BEGIN RECORD SET

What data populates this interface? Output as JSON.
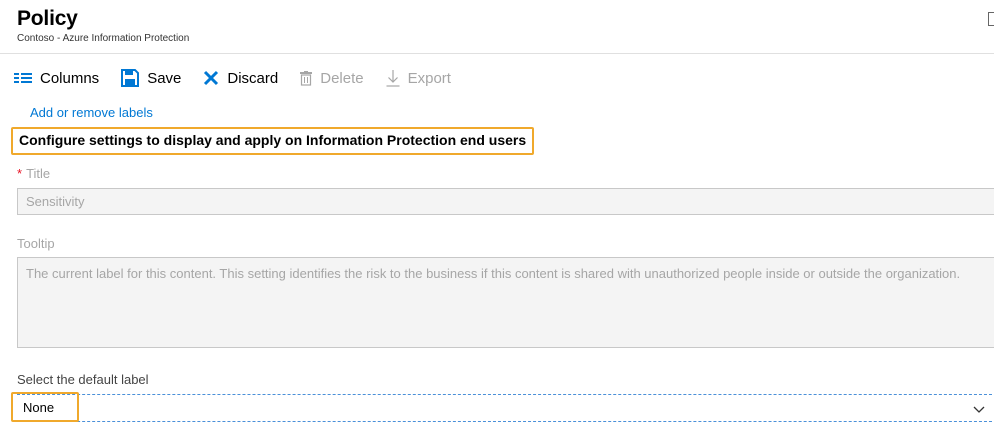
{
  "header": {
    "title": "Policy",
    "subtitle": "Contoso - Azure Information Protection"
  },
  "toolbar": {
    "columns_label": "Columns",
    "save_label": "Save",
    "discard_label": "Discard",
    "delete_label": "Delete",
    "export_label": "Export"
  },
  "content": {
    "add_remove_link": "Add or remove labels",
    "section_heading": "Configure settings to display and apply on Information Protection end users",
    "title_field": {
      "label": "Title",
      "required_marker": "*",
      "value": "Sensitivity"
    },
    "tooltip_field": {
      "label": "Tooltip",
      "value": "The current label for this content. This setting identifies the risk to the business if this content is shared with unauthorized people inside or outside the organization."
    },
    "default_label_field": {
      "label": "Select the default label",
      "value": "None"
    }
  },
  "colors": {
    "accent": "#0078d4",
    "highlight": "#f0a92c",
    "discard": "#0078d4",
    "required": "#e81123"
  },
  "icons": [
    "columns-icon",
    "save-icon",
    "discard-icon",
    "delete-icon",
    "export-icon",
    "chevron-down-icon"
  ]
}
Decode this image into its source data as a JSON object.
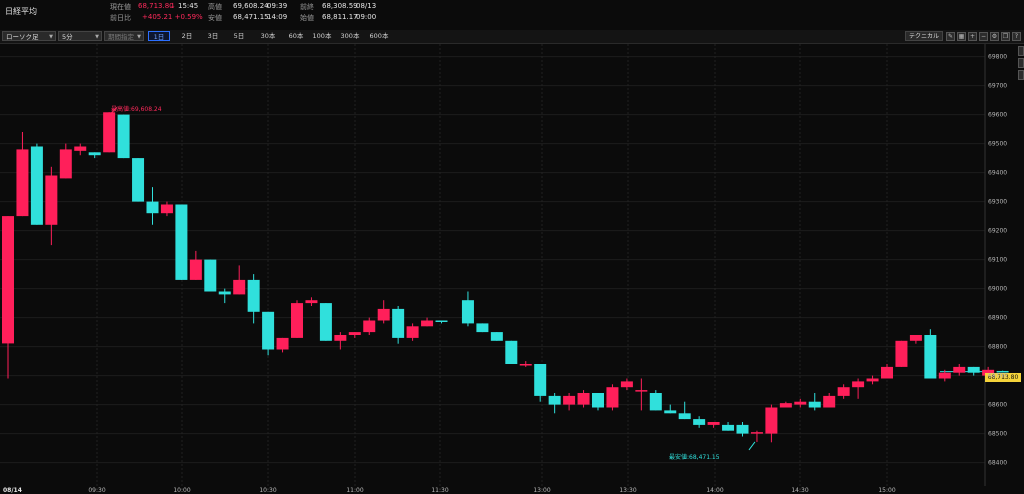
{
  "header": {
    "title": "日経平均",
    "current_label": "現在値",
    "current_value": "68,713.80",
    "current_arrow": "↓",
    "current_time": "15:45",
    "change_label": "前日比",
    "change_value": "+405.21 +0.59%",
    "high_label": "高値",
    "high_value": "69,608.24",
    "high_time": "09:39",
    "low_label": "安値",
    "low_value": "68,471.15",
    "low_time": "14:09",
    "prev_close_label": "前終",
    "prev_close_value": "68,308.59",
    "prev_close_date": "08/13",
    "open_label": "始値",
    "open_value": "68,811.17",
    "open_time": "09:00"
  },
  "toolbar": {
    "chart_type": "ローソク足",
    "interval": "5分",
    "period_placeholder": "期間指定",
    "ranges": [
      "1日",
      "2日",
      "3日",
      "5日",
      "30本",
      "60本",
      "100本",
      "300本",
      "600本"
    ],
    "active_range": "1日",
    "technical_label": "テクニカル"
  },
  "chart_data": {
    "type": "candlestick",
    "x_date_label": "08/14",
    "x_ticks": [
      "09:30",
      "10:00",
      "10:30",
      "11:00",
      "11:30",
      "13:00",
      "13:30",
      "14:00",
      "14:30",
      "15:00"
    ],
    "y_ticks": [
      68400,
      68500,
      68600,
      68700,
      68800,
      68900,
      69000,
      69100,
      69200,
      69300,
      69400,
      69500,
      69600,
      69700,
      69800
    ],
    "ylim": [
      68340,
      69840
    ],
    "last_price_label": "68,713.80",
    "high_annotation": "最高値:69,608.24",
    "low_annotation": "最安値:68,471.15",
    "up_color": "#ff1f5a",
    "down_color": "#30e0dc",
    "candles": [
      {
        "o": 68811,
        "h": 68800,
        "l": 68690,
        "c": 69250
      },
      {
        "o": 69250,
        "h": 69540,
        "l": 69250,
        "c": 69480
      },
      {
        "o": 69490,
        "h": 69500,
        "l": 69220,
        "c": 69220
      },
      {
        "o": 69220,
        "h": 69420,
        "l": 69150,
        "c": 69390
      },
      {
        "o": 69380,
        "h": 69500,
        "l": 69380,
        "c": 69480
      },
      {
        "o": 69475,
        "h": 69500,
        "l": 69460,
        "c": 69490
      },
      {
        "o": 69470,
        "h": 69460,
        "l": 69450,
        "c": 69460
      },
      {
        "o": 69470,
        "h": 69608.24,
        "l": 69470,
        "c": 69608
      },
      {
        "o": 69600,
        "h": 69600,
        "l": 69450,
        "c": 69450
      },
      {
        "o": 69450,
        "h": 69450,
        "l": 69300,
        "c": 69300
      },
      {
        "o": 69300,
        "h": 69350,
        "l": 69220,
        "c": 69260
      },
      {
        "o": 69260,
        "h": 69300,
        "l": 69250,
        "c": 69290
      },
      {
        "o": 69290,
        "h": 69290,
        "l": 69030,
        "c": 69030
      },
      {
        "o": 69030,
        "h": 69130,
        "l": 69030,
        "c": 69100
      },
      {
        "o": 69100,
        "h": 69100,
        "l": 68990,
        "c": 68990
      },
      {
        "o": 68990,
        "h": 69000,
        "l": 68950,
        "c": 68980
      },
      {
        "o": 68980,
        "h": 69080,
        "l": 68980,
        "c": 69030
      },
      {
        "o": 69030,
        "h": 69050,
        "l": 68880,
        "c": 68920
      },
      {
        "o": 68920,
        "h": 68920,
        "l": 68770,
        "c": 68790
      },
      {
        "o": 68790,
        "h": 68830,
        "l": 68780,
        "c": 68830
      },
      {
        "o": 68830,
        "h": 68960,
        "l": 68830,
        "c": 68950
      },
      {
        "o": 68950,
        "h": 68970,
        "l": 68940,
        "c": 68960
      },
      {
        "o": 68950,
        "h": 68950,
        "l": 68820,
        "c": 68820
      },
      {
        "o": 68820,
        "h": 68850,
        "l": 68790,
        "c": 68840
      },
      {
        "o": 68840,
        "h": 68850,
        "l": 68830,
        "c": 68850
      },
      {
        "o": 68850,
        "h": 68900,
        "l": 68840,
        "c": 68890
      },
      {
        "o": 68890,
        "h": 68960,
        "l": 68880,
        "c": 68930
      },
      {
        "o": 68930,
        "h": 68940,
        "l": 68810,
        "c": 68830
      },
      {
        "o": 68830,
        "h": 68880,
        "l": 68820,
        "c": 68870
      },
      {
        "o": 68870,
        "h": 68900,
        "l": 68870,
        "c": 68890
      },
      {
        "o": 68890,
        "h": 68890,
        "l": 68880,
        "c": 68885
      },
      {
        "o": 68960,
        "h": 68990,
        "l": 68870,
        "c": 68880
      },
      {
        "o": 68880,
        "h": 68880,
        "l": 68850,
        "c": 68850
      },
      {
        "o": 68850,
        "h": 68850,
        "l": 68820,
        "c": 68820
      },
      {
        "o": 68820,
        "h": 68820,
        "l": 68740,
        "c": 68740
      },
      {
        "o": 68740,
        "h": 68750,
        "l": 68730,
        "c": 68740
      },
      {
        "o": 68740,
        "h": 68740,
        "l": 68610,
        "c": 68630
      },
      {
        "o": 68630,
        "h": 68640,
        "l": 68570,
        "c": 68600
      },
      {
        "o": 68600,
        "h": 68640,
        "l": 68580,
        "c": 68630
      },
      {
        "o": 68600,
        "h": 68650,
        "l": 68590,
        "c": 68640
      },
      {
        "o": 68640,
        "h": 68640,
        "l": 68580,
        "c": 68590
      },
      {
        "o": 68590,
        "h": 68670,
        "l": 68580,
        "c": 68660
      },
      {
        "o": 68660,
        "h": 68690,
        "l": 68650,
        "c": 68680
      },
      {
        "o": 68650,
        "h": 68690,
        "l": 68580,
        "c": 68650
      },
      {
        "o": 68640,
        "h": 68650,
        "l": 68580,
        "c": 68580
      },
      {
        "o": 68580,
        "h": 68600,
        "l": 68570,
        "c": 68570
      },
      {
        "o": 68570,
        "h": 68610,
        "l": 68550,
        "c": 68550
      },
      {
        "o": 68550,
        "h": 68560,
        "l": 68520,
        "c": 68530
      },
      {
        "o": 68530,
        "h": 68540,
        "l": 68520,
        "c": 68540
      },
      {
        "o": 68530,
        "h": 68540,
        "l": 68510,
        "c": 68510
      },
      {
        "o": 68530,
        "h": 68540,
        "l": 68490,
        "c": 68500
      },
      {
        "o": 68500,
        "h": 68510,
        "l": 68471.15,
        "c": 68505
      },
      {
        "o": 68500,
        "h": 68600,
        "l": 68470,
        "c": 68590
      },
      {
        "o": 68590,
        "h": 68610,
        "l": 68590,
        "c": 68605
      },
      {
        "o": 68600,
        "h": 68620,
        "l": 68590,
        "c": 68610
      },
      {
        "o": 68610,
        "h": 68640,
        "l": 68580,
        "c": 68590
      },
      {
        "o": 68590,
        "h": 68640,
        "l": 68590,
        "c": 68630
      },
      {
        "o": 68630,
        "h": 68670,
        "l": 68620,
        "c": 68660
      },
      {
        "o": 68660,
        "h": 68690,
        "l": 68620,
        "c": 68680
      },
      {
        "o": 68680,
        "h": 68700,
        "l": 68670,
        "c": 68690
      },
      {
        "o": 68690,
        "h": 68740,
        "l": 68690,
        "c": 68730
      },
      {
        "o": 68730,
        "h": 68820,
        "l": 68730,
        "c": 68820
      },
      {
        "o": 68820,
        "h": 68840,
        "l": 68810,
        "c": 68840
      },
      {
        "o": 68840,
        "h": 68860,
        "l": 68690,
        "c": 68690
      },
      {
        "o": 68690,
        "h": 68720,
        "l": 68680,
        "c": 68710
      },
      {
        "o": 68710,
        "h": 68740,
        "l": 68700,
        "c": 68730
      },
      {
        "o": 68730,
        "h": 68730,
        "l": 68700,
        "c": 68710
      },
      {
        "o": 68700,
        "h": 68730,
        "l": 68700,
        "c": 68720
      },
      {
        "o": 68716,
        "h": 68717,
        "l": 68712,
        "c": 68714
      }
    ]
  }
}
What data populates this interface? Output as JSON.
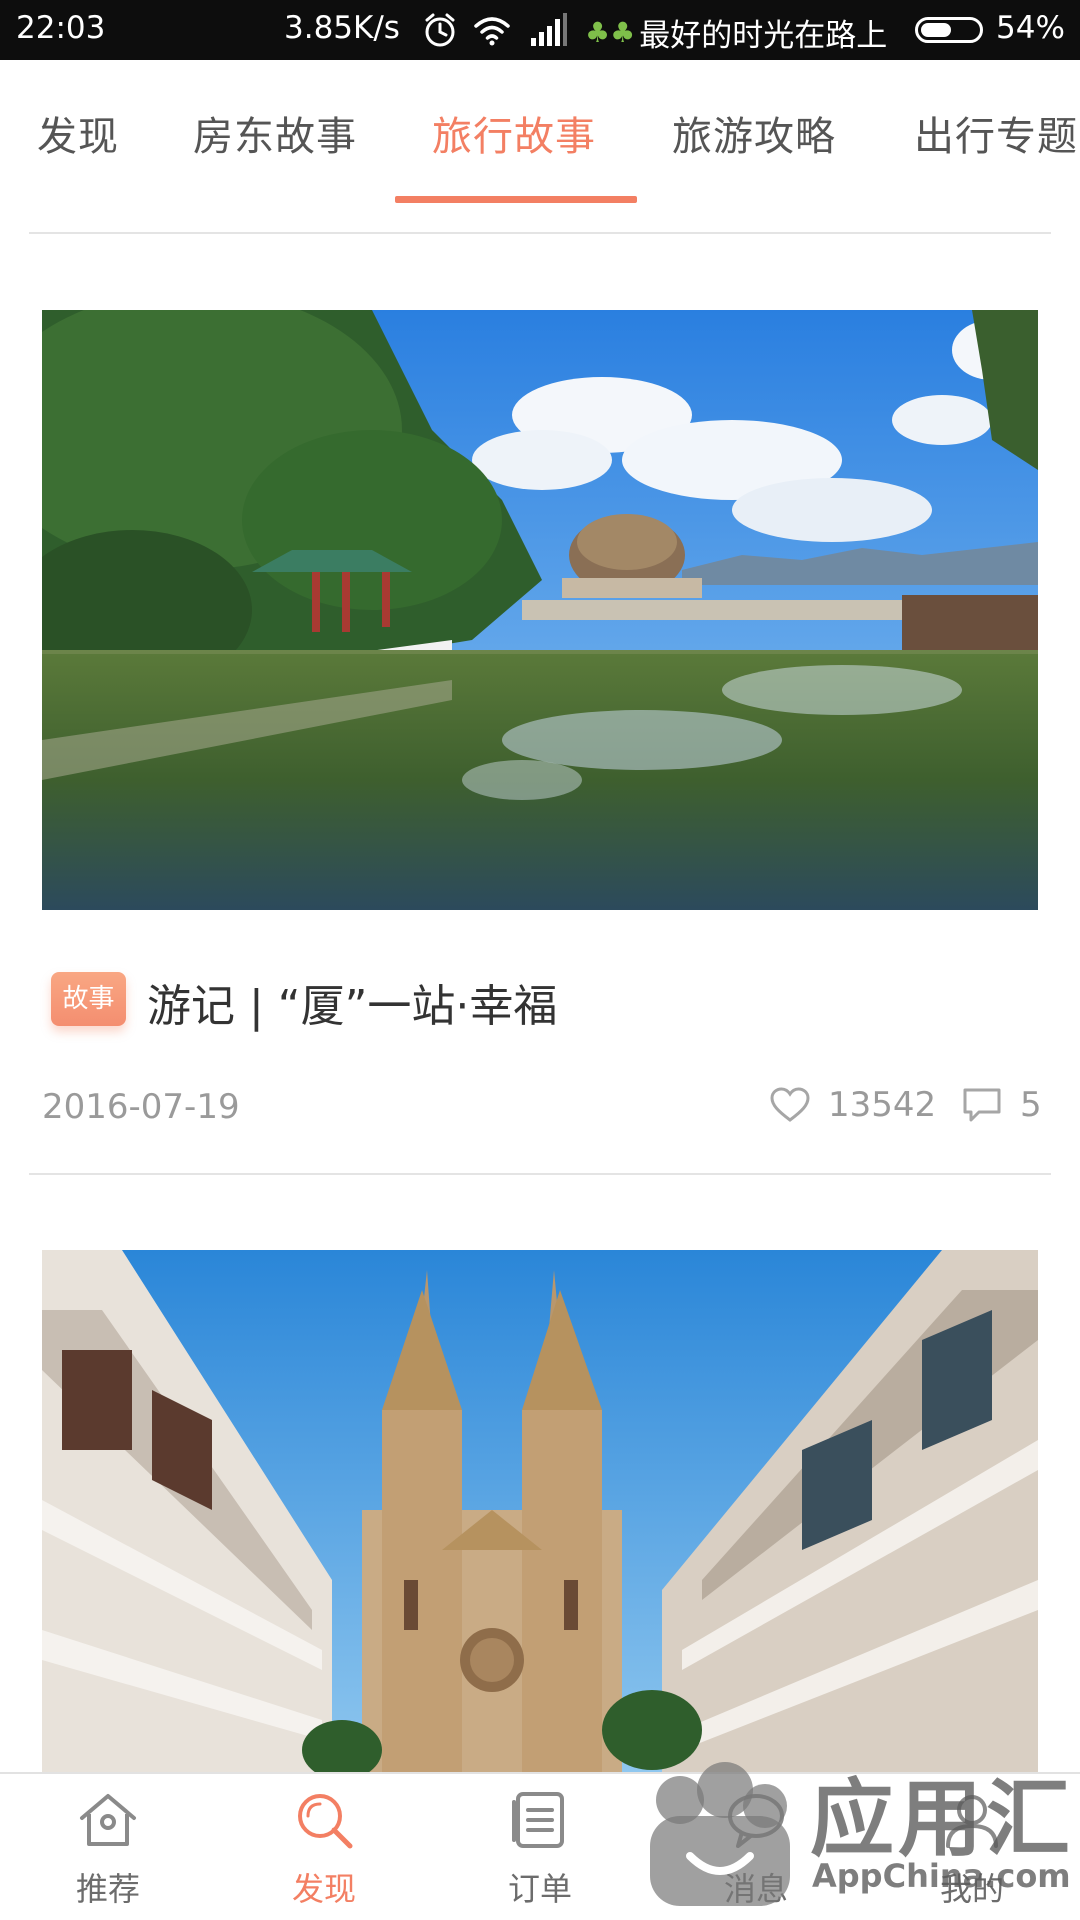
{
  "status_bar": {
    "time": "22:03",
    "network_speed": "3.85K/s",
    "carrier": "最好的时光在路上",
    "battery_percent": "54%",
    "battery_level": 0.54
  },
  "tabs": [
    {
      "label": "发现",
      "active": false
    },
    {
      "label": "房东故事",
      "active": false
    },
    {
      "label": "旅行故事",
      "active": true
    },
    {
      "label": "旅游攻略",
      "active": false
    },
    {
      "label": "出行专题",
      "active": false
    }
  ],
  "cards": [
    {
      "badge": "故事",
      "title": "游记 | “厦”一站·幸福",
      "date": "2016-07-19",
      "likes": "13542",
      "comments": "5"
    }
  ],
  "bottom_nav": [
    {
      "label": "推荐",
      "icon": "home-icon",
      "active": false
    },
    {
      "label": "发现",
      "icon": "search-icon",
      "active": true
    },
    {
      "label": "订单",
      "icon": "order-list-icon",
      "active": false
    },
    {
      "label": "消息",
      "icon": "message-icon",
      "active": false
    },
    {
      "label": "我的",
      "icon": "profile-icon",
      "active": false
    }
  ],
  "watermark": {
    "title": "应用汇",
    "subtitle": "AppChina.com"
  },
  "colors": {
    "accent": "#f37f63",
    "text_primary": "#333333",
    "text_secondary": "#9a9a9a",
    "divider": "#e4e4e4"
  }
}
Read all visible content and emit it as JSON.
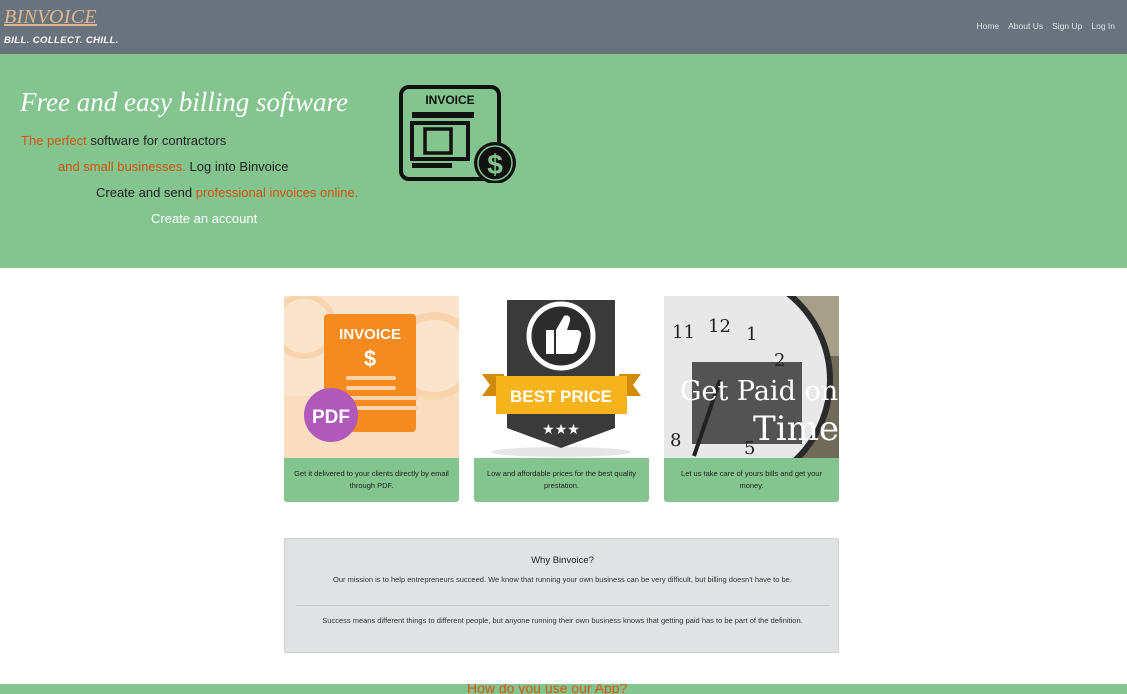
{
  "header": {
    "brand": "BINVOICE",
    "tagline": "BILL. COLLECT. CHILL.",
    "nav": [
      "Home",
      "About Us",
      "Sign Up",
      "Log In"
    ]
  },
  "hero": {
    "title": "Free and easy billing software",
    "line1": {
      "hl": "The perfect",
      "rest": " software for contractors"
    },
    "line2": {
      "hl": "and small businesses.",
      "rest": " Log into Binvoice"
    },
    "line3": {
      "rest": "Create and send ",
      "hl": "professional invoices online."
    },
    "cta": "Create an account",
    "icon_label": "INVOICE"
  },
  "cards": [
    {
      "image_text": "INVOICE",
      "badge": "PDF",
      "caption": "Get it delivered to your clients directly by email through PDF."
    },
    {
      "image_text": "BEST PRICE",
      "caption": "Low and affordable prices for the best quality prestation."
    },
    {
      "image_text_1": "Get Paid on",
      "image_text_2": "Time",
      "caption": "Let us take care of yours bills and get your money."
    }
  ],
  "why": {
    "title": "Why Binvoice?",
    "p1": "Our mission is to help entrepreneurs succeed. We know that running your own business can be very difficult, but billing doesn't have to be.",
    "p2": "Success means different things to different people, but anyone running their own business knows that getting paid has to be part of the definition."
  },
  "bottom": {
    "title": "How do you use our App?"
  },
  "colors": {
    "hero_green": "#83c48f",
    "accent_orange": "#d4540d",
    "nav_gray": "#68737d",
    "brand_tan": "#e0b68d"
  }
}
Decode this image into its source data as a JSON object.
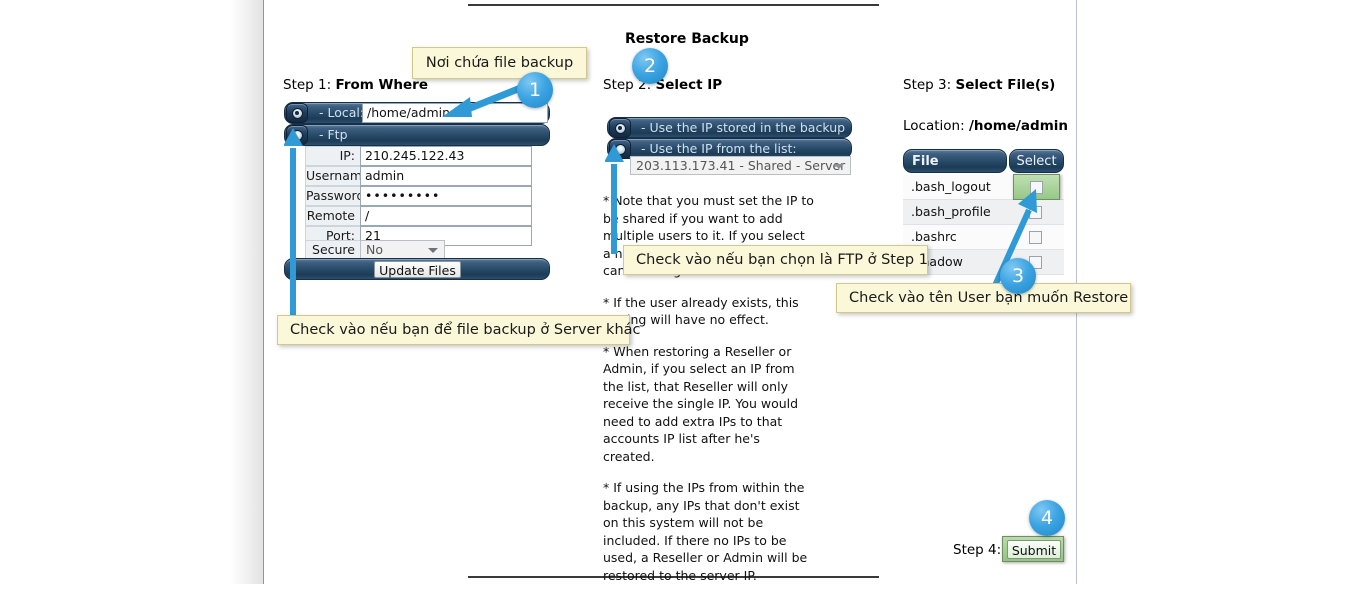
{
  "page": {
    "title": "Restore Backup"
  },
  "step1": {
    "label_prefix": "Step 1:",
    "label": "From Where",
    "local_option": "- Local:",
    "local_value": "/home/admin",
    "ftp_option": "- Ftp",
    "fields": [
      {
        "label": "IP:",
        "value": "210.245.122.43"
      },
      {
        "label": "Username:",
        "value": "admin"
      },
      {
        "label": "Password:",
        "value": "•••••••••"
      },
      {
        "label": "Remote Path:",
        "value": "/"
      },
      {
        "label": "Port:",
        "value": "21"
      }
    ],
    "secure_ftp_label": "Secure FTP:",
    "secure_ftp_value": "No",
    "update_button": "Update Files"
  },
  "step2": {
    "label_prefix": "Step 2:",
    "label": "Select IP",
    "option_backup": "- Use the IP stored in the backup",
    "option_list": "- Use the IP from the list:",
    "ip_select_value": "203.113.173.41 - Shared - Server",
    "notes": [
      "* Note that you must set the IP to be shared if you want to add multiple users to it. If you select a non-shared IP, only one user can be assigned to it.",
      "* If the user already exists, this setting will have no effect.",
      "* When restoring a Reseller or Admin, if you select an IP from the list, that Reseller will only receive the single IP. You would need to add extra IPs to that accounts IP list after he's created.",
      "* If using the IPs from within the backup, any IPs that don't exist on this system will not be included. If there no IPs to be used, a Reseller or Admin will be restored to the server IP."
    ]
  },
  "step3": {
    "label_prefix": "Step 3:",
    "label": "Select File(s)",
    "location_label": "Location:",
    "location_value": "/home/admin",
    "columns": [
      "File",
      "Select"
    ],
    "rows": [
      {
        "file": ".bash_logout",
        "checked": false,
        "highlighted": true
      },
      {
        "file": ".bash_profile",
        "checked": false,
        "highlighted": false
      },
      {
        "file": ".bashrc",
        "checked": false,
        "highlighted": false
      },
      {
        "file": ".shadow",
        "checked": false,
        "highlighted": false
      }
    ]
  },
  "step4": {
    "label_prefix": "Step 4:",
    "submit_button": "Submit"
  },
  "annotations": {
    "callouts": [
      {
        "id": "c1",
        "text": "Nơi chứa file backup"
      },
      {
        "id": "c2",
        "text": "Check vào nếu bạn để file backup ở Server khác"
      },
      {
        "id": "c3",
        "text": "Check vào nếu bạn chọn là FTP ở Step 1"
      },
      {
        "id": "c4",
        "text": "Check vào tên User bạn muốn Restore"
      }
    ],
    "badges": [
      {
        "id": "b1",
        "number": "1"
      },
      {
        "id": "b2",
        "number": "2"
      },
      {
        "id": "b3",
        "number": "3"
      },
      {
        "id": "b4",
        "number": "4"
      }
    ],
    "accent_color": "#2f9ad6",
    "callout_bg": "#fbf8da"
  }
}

END RECORD SET

● EXERCISE
Going through the data above, count the lines where the string "people" appears, and answer with only that number.

● THE OUTPUT
2